SOURCE PASSAGE:
● ● ● ●

Columbbus Dispatch article on HT and earthquake (J. Hallett 2010)

 

Written by Joe Hallett Sunday January 17, 2010

Haitian people, continually beaten down, keep getting up -

At the end of a brief update on the Hands Together Web site about the disaster in Haiti was this news: ". . . and chief-of-staff Nelson's daughter has been killed."

It was worse, I learned later. Nelson's wife also was dead.

I searched my memory for Nelson's image, finally conjuring a slight but well-muscled young man with a generous smile, glad that life had given him a chance to work and to love.

Nelson Jean Liptete did love his family.

I met him five years ago in Cite Soleil, a garbage-laden slum of 400,000 in Port-au-Prince. He was beaming with pride as we toured the Becky DeWine Schools, named for former U.S. Sen. Mike DeWine's daughter who was killed at age 22 in a 1993 automobile accident.

The Rev. Tom Hagan had rescued Nelson from the streets and put him in charge of the schools operated by Hands Together, founded by Hagan. Nurtured by the fundraising of Mike and Fran DeWine of Ohio and guided by Hands Together Executive Director Doug Campbell, there were eight Becky DeWine Schools educating and feeding 7,200 children in Cite Soleil when Tuesday's earthquake hit.

Nelson had something most Haitians didn't: a job. And in a slum where desperation feeds jealousy and rage, a job can be a dangerous commodity. Gangs controlled Cite Soleil, and Nelson had been a gang member until Hagan offered him another way.

One day, gang members showed their contempt for Nelson's going to work for Hagan by murdering his 3-year-old daughter.

"They came in the house looking for Nelson, but he wasn't there," Hagan said. "They started shooting, and his daughter got killed."

● ● ● ●

WORK REQUIRED:
Copy the stretch of the earthquake article from "Haitian people, continually" through "and to love.", substituting "mind" for "memory".

STORED ROWS:
● ● ● ●

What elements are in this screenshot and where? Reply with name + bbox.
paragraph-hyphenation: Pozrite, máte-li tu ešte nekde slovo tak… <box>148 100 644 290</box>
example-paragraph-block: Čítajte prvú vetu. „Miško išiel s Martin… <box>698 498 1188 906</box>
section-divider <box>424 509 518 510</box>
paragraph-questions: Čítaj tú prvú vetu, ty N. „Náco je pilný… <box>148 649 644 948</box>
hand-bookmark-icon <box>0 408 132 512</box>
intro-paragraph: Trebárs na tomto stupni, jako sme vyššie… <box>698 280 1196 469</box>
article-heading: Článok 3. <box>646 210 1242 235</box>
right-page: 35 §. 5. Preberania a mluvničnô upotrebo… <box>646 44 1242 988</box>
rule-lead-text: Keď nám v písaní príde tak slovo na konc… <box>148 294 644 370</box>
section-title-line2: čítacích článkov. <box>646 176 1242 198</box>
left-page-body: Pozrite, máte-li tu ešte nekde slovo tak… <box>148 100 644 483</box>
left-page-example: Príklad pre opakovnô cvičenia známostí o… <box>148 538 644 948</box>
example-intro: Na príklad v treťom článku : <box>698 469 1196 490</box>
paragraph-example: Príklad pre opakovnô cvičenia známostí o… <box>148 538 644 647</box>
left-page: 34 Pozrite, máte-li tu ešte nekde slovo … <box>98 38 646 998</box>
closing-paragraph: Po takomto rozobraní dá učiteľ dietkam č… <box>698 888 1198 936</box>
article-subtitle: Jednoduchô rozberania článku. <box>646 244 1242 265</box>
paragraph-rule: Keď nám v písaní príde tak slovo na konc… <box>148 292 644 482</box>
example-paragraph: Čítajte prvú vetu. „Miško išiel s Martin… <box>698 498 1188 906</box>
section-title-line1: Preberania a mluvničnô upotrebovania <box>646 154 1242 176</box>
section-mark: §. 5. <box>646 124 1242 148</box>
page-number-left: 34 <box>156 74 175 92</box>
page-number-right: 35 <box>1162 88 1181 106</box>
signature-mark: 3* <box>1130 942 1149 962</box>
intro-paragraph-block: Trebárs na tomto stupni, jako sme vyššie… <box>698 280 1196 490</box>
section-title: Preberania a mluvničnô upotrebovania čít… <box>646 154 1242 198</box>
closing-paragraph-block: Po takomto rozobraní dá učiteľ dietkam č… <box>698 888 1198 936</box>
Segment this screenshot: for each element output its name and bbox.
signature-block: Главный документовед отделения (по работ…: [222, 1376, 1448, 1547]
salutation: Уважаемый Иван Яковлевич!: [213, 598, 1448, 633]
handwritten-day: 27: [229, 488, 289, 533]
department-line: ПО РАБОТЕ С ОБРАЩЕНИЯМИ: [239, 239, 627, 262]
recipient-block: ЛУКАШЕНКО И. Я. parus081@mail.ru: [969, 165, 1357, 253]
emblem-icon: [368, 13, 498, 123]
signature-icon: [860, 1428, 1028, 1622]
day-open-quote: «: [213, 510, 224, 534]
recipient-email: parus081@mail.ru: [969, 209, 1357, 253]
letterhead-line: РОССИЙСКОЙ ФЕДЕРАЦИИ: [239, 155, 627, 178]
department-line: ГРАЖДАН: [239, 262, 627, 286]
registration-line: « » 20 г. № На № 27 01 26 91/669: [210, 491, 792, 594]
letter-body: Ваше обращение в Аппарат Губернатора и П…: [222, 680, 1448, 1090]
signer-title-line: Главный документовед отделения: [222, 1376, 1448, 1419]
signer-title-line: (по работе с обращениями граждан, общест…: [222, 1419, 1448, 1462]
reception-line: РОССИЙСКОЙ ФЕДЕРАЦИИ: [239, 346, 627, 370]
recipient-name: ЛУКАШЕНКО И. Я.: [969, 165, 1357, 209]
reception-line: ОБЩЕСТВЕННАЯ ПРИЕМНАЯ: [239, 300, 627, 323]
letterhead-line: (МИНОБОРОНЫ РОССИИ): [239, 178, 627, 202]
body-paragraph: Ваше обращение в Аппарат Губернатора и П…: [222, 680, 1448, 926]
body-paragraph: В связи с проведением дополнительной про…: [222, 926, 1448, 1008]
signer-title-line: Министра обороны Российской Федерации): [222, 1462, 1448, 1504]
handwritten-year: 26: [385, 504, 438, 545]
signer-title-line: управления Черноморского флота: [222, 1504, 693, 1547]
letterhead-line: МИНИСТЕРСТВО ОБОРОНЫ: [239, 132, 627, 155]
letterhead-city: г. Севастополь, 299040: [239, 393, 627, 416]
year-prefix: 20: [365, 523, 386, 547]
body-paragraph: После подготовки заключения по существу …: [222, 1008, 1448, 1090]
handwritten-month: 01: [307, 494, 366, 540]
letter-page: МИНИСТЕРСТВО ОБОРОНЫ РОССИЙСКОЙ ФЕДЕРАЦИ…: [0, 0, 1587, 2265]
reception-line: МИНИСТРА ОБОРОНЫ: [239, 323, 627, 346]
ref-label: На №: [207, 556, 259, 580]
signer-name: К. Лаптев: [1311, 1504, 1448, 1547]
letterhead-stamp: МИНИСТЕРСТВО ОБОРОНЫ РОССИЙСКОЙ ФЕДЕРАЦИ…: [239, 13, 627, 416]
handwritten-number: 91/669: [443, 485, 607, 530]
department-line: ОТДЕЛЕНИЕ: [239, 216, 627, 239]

● ● ● ●

TASK OUTPUT:
Haitian people, continually beaten down, keep getting up -

At the end of a brief update on the Hands Together Web site about the disaster in Haiti was this news: ". . . and chief-of-staff Nelson's daughter has been killed."

It was worse, I learned later. Nelson's wife also was dead.

I searched my mind for Nelson's image, finally conjuring a slight but well-muscled young man with a generous smile, glad that life had given him a chance to work and to love.